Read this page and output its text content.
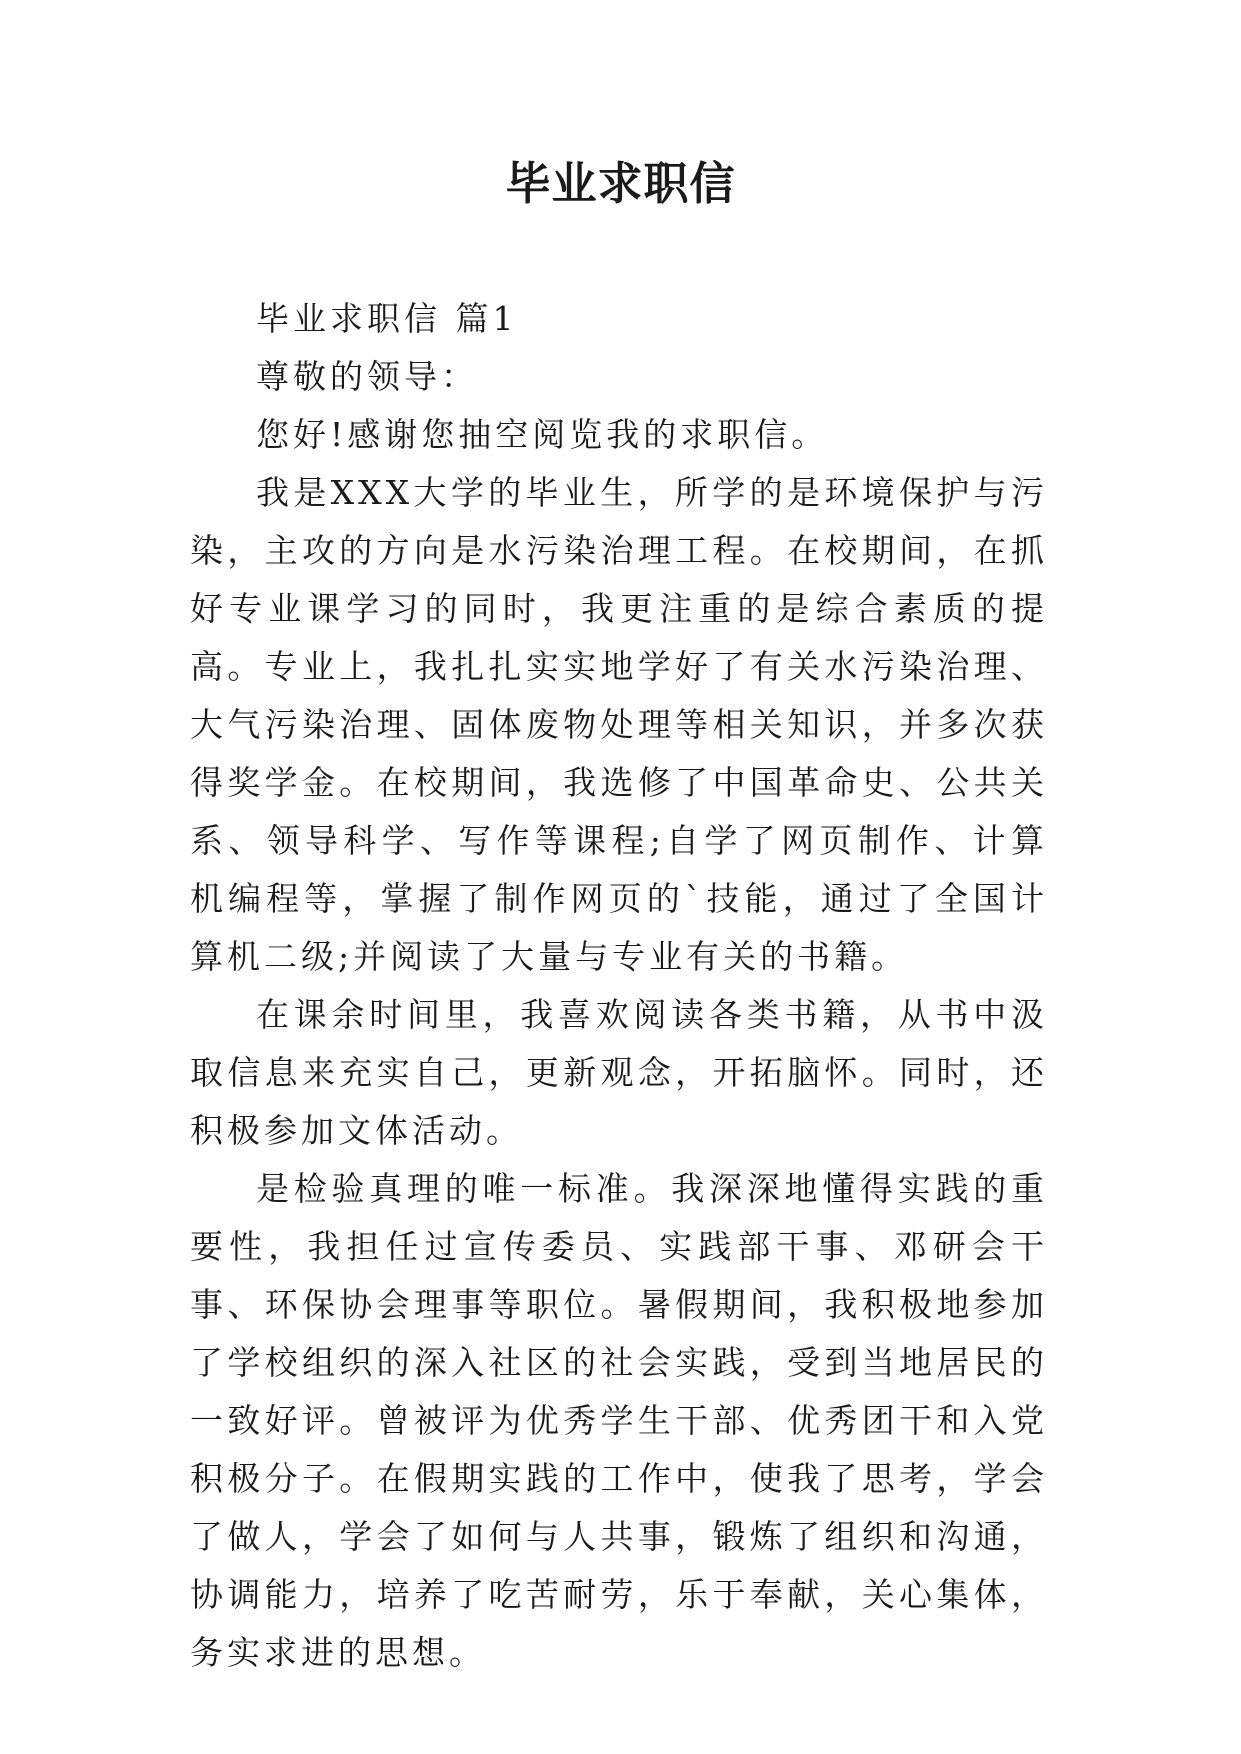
毕业求职信

毕业求职信 篇1

尊敬的领导：

您好!感谢您抽空阅览我的求职信。

我是XXX大学的毕业生，所学的是环境保护与污染，主攻的方向是水污染治理工程。在校期间，在抓好专业课学习的同时，我更注重的是综合素质的提高。专业上，我扎扎实实地学好了有关水污染治理、大气污染治理、固体废物处理等相关知识，并多次获得奖学金。在校期间，我选修了中国革命史、公共关系、领导科学、写作等课程;自学了网页制作、计算机编程等，掌握了制作网页的`技能，通过了全国计算机二级;并阅读了大量与专业有关的书籍。

在课余时间里，我喜欢阅读各类书籍，从书中汲取信息来充实自己，更新观念，开拓脑怀。同时，还积极参加文体活动。

是检验真理的唯一标准。我深深地懂得实践的重要性，我担任过宣传委员、实践部干事、邓研会干事、环保协会理事等职位。暑假期间，我积极地参加了学校组织的深入社区的社会实践，受到当地居民的一致好评。曾被评为优秀学生干部、优秀团干和入党积极分子。在假期实践的工作中，使我了思考，学会了做人，学会了如何与人共事，锻炼了组织和沟通，协调能力，培养了吃苦耐劳，乐于奉献，关心集体，务实求进的思想。
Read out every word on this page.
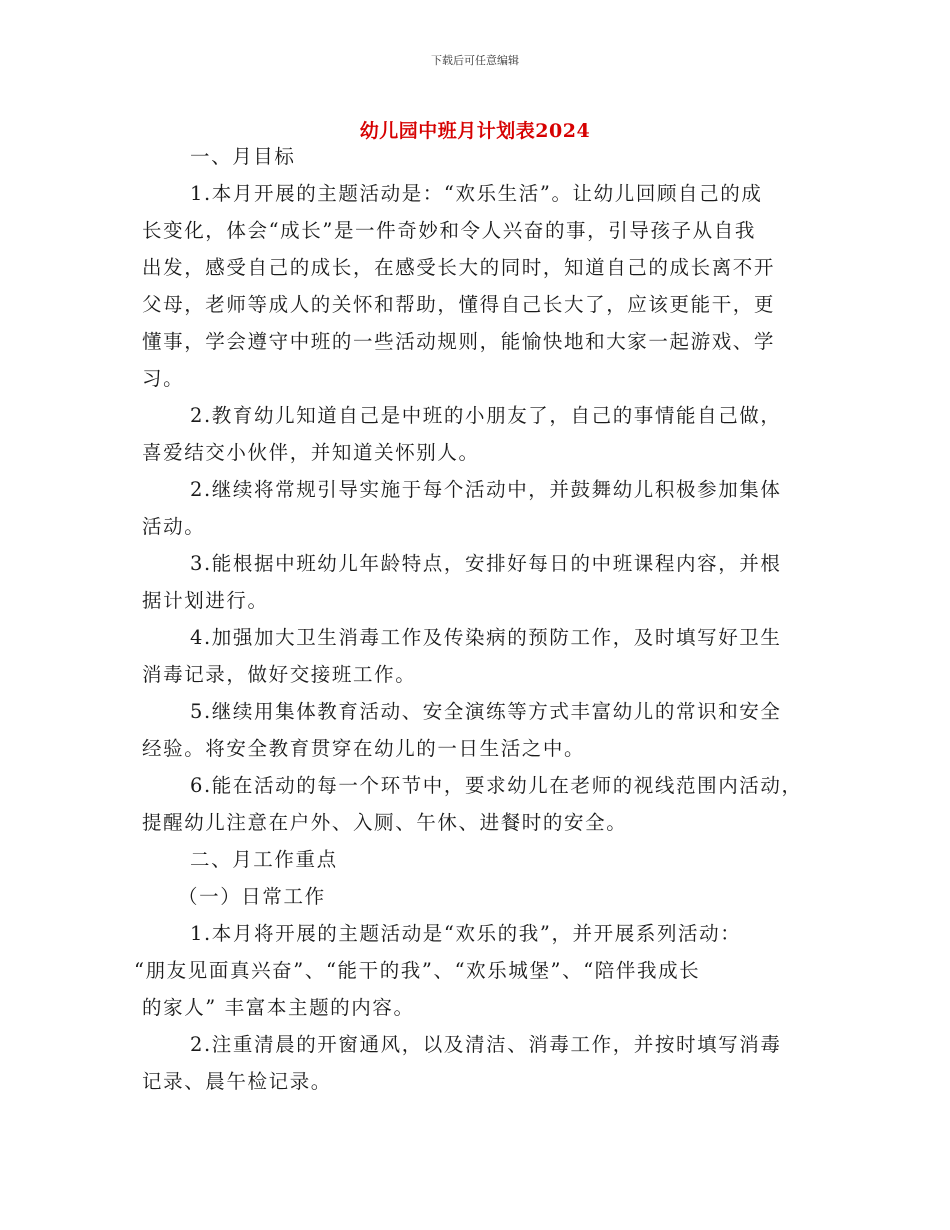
下载后可任意编辑
幼儿园中班月计划表2024
一、月目标
1.本月开展的主题活动是：“欢乐生活”。让幼儿回顾自己的成
长变化，体会“成长”是一件奇妙和令人兴奋的事，引导孩子从自我
出发，感受自己的成长，在感受长大的同时，知道自己的成长离不开
父母，老师等成人的关怀和帮助，懂得自己长大了，应该更能干，更
懂事，学会遵守中班的一些活动规则，能愉快地和大家一起游戏、学
习。
2.教育幼儿知道自己是中班的小朋友了，自己的事情能自己做，
喜爱结交小伙伴，并知道关怀别人。
2.继续将常规引导实施于每个活动中，并鼓舞幼儿积极参加集体
活动。
3.能根据中班幼儿年龄特点，安排好每日的中班课程内容，并根
据计划进行。
4.加强加大卫生消毒工作及传染病的预防工作，及时填写好卫生
消毒记录，做好交接班工作。
5.继续用集体教育活动、安全演练等方式丰富幼儿的常识和安全
经验。将安全教育贯穿在幼儿的一日生活之中。
6.能在活动的每一个环节中，要求幼儿在老师的视线范围内活动，
提醒幼儿注意在户外、入厕、午休、进餐时的安全。
二、月工作重点
（一）日常工作
1.本月将开展的主题活动是“欢乐的我”，并开展系列活动：
“朋友见面真兴奋”、“能干的我”、“欢乐城堡”、“陪伴我成长
的家人” 丰富本主题的内容。
2.注重清晨的开窗通风，以及清洁、消毒工作，并按时填写消毒
记录、晨午检记录。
....................
• **SHORT PROBLEM**: Omitting all images, print the listing exactly.

• **PROBLEM SOLUTION**:
Read this page and output its text content.
毕业求职信

毕业求职信 篇1

尊敬的领导：

您好!感谢您抽空阅览我的求职信。

我是XXX大学的毕业生，所学的是环境保护与污染，主攻的方向是水污染治理工程。在校期间，在抓好专业课学习的同时，我更注重的是综合素质的提高。专业上，我扎扎实实地学好了有关水污染治理、大气污染治理、固体废物处理等相关知识，并多次获得奖学金。在校期间，我选修了中国革命史、公共关系、领导科学、写作等课程;自学了网页制作、计算机编程等，掌握了制作网页的`技能，通过了全国计算机二级;并阅读了大量与专业有关的书籍。

在课余时间里，我喜欢阅读各类书籍，从书中汲取信息来充实自己，更新观念，开拓脑怀。同时，还积极参加文体活动。

是检验真理的唯一标准。我深深地懂得实践的重要性，我担任过宣传委员、实践部干事、邓研会干事、环保协会理事等职位。暑假期间，我积极地参加了学校组织的深入社区的社会实践，受到当地居民的一致好评。曾被评为优秀学生干部、优秀团干和入党积极分子。在假期实践的工作中，使我了思考，学会了做人，学会了如何与人共事，锻炼了组织和沟通，协调能力，培养了吃苦耐劳，乐于奉献，关心集体，务实求进的思想。
Read out every word on this page.
下载后可任意编辑
幼儿园中班月计划表2024
一、月目标
1.本月开展的主题活动是：“欢乐生活”。让幼儿回顾自己的成
长变化，体会“成长”是一件奇妙和令人兴奋的事，引导孩子从自我
出发，感受自己的成长，在感受长大的同时，知道自己的成长离不开
父母，老师等成人的关怀和帮助，懂得自己长大了，应该更能干，更
懂事，学会遵守中班的一些活动规则，能愉快地和大家一起游戏、学
习。
2.教育幼儿知道自己是中班的小朋友了，自己的事情能自己做，
喜爱结交小伙伴，并知道关怀别人。
2.继续将常规引导实施于每个活动中，并鼓舞幼儿积极参加集体
活动。
3.能根据中班幼儿年龄特点，安排好每日的中班课程内容，并根
据计划进行。
4.加强加大卫生消毒工作及传染病的预防工作，及时填写好卫生
消毒记录，做好交接班工作。
5.继续用集体教育活动、安全演练等方式丰富幼儿的常识和安全
经验。将安全教育贯穿在幼儿的一日生活之中。
6.能在活动的每一个环节中，要求幼儿在老师的视线范围内活动，
提醒幼儿注意在户外、入厕、午休、进餐时的安全。
二、月工作重点
（一）日常工作
1.本月将开展的主题活动是“欢乐的我”，并开展系列活动：
“朋友见面真兴奋”、“能干的我”、“欢乐城堡”、“陪伴我成长
的家人” 丰富本主题的内容。
2.注重清晨的开窗通风，以及清洁、消毒工作，并按时填写消毒
记录、晨午检记录。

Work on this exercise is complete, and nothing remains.